→ **EXERCISE**
Wherever the word "市信用建设促进会" turns up in a line of the entries, copy that line.

** START SUPPLIED MATERIAL **

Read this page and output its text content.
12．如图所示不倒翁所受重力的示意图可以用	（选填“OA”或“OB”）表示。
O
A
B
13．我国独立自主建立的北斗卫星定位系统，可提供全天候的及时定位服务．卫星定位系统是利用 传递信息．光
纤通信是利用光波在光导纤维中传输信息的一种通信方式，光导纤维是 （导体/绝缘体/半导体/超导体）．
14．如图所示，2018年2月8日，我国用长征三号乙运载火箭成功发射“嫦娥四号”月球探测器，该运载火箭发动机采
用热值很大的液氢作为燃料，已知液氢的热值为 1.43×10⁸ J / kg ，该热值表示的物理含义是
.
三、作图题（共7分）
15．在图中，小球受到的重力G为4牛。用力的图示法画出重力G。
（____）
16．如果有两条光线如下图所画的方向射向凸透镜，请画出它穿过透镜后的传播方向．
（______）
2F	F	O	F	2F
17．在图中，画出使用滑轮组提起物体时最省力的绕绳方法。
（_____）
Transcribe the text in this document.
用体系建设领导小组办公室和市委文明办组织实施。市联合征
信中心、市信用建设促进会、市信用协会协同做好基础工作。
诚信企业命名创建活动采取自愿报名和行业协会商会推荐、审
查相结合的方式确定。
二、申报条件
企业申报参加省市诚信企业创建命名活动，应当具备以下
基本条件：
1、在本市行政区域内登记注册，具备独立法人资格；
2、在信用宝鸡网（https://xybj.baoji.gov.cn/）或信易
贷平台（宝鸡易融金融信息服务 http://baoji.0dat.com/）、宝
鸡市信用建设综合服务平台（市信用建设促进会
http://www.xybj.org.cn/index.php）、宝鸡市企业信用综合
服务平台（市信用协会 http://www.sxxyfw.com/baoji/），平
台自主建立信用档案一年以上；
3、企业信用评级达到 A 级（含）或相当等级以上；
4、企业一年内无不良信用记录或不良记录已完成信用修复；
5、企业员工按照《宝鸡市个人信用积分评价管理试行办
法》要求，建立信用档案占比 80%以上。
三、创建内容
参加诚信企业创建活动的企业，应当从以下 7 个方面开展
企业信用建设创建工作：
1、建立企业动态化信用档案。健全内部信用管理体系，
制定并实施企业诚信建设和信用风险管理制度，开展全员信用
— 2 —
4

** END SUPPLIED MATERIAL **

→ **PROBLEM SOLUTION**
信中心、市信用建设促进会、市信用协会协同做好基础工作。
鸡市信用建设综合服务平台（市信用建设促进会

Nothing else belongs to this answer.